>> BEGIN

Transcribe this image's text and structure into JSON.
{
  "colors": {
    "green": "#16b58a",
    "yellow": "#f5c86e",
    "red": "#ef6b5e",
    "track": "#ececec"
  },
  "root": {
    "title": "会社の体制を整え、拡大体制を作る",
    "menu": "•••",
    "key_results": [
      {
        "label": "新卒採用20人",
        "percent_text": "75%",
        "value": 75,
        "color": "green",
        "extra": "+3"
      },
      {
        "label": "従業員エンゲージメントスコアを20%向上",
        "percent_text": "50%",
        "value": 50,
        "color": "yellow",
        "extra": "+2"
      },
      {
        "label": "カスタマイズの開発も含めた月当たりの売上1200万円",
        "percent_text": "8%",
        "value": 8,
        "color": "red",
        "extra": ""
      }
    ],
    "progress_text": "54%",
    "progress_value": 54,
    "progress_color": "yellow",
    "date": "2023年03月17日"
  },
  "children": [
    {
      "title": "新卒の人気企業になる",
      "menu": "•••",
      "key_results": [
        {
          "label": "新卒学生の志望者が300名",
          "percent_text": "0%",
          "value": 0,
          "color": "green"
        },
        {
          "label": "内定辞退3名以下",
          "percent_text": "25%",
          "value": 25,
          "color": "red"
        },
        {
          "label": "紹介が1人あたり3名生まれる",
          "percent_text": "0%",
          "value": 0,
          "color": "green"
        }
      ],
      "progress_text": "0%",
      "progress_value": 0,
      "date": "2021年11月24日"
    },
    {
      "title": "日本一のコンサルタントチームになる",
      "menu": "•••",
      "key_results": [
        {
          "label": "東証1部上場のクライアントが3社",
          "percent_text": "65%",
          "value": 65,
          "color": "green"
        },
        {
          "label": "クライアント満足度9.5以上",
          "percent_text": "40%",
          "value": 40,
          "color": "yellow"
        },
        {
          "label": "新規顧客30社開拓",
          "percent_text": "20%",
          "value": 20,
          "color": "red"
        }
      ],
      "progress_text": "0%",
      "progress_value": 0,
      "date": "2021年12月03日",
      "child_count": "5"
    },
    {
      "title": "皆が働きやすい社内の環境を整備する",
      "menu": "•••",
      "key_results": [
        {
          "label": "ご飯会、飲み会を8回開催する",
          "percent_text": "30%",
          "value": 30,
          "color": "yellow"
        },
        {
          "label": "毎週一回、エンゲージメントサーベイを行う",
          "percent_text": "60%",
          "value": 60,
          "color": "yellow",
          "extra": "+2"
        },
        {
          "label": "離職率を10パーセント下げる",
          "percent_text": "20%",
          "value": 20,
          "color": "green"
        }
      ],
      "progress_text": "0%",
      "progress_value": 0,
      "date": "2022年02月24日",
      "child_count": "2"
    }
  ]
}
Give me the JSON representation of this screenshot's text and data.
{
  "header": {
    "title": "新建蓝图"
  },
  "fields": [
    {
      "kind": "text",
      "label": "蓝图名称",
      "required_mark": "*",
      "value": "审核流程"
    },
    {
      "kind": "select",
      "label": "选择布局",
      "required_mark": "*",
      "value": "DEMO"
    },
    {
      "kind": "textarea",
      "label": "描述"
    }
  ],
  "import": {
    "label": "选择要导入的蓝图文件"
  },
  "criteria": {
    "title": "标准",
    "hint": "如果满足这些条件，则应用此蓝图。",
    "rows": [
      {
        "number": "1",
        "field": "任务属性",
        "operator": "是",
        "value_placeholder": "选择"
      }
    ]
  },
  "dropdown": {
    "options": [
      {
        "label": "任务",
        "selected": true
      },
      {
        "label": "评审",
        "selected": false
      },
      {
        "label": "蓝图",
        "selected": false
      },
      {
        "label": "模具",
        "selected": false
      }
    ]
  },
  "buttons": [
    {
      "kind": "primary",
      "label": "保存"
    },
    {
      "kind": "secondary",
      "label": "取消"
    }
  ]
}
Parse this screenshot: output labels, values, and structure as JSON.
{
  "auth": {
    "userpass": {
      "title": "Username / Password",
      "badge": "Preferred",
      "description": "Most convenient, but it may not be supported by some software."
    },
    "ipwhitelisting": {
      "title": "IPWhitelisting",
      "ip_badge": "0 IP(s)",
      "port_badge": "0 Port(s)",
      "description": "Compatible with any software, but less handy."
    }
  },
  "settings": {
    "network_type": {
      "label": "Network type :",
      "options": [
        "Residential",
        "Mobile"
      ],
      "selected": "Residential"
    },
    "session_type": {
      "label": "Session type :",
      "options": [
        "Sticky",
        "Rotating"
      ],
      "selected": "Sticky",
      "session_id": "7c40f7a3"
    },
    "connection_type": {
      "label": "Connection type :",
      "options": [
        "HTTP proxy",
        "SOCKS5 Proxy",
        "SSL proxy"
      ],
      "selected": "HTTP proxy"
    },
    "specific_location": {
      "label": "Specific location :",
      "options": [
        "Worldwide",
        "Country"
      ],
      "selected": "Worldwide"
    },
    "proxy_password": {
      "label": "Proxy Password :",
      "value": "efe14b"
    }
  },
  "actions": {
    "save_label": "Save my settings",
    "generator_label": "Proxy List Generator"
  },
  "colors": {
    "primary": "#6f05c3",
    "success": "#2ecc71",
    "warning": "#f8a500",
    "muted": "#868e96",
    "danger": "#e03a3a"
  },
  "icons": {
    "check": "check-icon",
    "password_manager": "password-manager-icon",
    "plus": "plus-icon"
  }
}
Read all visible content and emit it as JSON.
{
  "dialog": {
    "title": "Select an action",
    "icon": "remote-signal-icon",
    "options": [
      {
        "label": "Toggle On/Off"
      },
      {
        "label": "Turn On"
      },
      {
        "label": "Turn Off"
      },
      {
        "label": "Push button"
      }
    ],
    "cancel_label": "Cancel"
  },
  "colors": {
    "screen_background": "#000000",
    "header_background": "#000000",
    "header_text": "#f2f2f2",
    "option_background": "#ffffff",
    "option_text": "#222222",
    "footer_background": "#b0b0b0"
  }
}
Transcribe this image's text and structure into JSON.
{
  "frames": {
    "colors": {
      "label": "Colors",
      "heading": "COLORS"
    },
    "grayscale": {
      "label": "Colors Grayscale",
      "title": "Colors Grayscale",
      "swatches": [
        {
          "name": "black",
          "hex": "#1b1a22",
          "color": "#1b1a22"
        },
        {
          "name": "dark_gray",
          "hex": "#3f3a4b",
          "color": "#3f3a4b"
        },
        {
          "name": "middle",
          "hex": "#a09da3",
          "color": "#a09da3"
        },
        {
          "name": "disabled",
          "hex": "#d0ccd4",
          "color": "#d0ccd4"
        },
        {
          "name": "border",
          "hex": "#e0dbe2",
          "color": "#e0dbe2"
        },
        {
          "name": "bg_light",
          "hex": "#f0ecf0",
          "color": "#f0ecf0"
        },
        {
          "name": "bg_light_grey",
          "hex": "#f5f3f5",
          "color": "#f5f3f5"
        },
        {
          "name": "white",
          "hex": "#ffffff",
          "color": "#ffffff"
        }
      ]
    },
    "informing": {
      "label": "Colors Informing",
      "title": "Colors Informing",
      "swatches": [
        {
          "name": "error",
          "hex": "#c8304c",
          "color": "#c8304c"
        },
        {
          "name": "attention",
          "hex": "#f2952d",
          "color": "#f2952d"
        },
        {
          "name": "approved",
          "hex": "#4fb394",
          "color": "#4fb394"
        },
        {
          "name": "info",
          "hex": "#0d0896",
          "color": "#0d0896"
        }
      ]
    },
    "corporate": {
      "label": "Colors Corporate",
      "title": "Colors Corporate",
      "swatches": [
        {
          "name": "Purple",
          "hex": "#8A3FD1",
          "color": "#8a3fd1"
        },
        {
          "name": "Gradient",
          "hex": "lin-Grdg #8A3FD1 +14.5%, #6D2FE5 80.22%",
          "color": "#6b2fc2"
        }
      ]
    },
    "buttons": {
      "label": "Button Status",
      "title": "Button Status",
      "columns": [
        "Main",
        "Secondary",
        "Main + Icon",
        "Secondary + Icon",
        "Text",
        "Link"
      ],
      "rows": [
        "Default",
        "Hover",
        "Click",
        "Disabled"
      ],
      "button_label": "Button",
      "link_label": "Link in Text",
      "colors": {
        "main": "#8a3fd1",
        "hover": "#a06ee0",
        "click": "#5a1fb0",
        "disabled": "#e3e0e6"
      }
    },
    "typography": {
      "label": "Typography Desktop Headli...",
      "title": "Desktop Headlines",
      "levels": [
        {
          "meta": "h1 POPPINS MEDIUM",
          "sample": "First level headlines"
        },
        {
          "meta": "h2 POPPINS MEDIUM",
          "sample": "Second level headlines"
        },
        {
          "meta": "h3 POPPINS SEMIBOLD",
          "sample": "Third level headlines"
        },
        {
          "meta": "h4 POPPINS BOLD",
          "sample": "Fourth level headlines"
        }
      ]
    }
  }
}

>> END

* DIRECTIONS FOR THIS TASK *
Copy each line in the data that holds the word "screenshot".

* SOLUTION TO THIS EXERCISE *
Give me the JSON representation of this screenshot's text and data.
Parse this screenshot: output labels, values, and structure as JSON.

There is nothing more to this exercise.